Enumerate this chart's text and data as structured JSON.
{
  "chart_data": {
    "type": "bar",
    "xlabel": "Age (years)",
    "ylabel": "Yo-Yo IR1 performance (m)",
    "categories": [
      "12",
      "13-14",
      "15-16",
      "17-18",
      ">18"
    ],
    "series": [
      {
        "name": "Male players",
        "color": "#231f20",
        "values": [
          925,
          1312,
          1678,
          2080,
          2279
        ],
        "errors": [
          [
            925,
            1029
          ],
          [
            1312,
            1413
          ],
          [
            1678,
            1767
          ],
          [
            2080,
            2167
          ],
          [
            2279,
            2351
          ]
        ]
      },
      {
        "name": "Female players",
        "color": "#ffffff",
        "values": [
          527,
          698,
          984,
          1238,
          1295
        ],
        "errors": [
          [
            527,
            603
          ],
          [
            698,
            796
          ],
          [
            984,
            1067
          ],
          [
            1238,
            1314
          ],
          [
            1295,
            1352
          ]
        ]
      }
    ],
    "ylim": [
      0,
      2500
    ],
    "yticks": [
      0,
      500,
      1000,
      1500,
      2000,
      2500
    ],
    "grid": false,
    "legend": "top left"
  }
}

• [GIVEN TASK]: From the records above, copy every line that holds the word "players".

• [EXERCISE SOLUTION]:
        "name": "Male players",
        "name": "Female players",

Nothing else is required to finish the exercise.